Text segment:

She reportedly flew to New York with barely any credits and improvised a slap across Leonardo DiCaprio's face during her Wolf of Wall Street audition. Martin Scorsese gave her the part. The 2013 film made her globally known, and she didn't sit on the momentum. Two Oscar nominations followed: Best Actress for I, Tonya and Best Supporting Actress for Bombshell. While she was racking up those notices, she co-founded LuckyChap Entertainment with her future husband and was quietly building the producer resume that would eventually matter more than the acting one.
Barbie (2023) grossed $1.44 billion worldwide, and she reportedly cleared around $50 million once salary and backend bonuses are combined. That's the number that changed her leverage. LuckyChap, the company she co-runs with husband Tom Ackerley, now has a Warner Bros. first-look deal, an international arm launched in January 2026, and reportedly 25 Oscar nominations across its slate. Wuthering Heights got mixed reviews in February 2026 but crossed $221 million worldwide anyway. She's less interested in the next role than in the next company move.
LuckyChap Entertainment started as a crush. Robbie met Tom Ackerley in 2013 on a film set, fell for him while they were crammed into a seven-person house in Clapham, and they co-founded the company before they were even together. They married secretly in Byron Bay in December 2016, postponed the honeymoon to shoot I, Tonya, and eventually had their first child in late 2024. The company that grew out of that Clapham flat has now produced Saltburn, Promising Young Woman, and Barbie. The son's name is still private.

Data under study:
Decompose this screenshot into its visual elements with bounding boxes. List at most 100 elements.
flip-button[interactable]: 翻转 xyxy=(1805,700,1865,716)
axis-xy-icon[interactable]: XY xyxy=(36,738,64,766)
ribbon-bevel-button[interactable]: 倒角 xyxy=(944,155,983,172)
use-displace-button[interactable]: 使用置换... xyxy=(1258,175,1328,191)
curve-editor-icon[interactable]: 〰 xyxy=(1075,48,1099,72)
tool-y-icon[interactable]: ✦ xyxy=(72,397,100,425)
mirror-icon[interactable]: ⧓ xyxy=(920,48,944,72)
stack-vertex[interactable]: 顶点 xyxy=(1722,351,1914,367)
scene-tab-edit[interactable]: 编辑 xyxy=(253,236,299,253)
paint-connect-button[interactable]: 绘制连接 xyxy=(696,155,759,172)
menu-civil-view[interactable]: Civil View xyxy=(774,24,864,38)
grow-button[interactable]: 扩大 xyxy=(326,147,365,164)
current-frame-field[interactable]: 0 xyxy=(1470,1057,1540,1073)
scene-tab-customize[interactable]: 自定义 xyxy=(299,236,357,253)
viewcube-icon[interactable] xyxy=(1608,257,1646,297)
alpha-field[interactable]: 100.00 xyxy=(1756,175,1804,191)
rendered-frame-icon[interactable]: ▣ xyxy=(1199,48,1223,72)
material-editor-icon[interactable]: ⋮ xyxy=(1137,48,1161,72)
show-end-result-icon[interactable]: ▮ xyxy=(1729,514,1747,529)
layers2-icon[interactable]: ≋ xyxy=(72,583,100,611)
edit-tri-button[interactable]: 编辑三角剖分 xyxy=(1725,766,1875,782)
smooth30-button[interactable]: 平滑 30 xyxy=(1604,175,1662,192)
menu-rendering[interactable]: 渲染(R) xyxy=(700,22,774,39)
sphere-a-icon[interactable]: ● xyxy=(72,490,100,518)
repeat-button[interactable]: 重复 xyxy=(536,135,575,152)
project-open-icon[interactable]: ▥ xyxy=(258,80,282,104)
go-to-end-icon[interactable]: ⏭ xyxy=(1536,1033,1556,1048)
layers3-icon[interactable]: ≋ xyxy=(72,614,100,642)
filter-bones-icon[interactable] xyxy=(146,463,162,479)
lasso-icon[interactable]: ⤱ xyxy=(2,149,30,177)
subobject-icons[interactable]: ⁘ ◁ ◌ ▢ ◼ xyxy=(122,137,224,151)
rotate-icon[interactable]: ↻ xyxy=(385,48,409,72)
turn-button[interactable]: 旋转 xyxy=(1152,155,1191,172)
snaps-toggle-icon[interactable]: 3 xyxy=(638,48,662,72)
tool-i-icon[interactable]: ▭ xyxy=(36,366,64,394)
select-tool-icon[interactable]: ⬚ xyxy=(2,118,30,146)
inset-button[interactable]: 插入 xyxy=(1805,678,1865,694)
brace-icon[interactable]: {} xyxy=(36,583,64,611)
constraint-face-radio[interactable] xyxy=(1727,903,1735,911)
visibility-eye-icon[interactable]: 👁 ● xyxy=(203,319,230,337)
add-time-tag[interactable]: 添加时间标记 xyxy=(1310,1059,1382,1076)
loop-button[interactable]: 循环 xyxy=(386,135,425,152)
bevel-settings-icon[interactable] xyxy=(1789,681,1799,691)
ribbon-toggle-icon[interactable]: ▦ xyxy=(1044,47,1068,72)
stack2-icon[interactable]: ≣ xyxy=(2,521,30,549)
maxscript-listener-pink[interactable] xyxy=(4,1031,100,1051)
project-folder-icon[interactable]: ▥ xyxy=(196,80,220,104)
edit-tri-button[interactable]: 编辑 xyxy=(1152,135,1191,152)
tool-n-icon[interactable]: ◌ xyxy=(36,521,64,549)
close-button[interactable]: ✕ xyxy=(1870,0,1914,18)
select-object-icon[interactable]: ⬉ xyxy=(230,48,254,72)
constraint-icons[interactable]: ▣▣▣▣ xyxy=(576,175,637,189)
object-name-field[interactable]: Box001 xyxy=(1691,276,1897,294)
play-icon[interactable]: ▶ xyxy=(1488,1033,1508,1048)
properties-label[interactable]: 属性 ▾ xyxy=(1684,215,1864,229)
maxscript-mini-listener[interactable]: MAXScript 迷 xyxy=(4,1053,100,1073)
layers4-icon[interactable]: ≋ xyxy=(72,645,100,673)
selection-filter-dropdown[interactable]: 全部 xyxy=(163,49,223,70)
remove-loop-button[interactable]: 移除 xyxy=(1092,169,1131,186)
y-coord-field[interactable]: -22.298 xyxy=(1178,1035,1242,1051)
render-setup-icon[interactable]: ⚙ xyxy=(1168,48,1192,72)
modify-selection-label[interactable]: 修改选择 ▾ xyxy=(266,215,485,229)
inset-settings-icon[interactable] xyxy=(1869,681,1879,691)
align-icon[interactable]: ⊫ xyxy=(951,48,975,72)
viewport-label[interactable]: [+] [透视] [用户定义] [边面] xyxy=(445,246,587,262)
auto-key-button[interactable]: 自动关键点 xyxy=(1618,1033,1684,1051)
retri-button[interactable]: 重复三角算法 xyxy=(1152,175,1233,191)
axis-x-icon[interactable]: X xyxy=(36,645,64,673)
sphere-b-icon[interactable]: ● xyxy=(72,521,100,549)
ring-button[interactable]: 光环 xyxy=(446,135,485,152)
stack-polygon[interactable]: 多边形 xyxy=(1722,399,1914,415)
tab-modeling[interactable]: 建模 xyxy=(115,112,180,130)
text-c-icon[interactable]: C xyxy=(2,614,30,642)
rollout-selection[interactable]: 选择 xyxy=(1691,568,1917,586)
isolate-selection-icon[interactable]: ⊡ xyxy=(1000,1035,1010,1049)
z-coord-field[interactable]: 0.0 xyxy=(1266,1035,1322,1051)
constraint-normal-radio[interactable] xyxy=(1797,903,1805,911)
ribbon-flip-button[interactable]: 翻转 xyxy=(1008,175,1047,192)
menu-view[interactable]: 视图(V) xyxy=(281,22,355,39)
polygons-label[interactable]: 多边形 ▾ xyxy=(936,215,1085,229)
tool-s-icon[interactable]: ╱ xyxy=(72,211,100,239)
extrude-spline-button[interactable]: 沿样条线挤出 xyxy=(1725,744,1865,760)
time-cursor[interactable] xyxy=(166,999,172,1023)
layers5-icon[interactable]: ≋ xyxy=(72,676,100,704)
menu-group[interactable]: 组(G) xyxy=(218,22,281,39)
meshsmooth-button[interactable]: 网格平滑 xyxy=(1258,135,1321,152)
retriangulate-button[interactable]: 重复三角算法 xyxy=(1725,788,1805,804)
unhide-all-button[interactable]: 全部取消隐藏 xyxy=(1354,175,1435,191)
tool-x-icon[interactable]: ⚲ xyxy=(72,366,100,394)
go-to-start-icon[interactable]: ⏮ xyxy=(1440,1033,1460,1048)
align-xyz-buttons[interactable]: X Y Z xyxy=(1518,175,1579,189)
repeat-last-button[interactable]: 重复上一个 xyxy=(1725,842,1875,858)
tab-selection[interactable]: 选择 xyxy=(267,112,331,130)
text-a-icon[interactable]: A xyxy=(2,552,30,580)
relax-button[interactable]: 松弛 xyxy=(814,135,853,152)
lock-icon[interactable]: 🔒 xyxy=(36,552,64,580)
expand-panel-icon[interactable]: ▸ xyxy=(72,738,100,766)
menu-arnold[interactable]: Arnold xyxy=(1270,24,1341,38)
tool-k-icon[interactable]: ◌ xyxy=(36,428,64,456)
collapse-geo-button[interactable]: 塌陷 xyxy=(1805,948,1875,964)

Tasks for this exercise:
- a) Summarize the text about Robbie's career in two sentences.
- b) Reproduce the passage of the text about Robbie's career between "Barbie (2023) grossed" and "next company move.", inclusive.

Solutions by task:
- a) Robbie's role in The Wolf of Wall Street made her globally known, and she went on to earn Oscar nominations for I, Tonya and Bombshell while co-founding LuckyChap Entertainment with Tom Ackerley, whom she later married. Barbie grossed $1.44 billion worldwide, LuckyChap now has a Warner Bros. first-look deal and an international arm, and she is less interested in the next role than in the next company move.

- b)
Barbie (2023) grossed $1.44 billion worldwide, and she reportedly cleared around $50 million once salary and backend bonuses are combined. That's the number that changed her leverage. LuckyChap, the company she co-runs with husband Tom Ackerley, now has a Warner Bros. first-look deal, an international arm launched in January 2026, and reportedly 25 Oscar nominations across its slate. Wuthering Heights got mixed reviews in February 2026 but crossed $221 million worldwide anyway. She's less interested in the next role than in the next company move.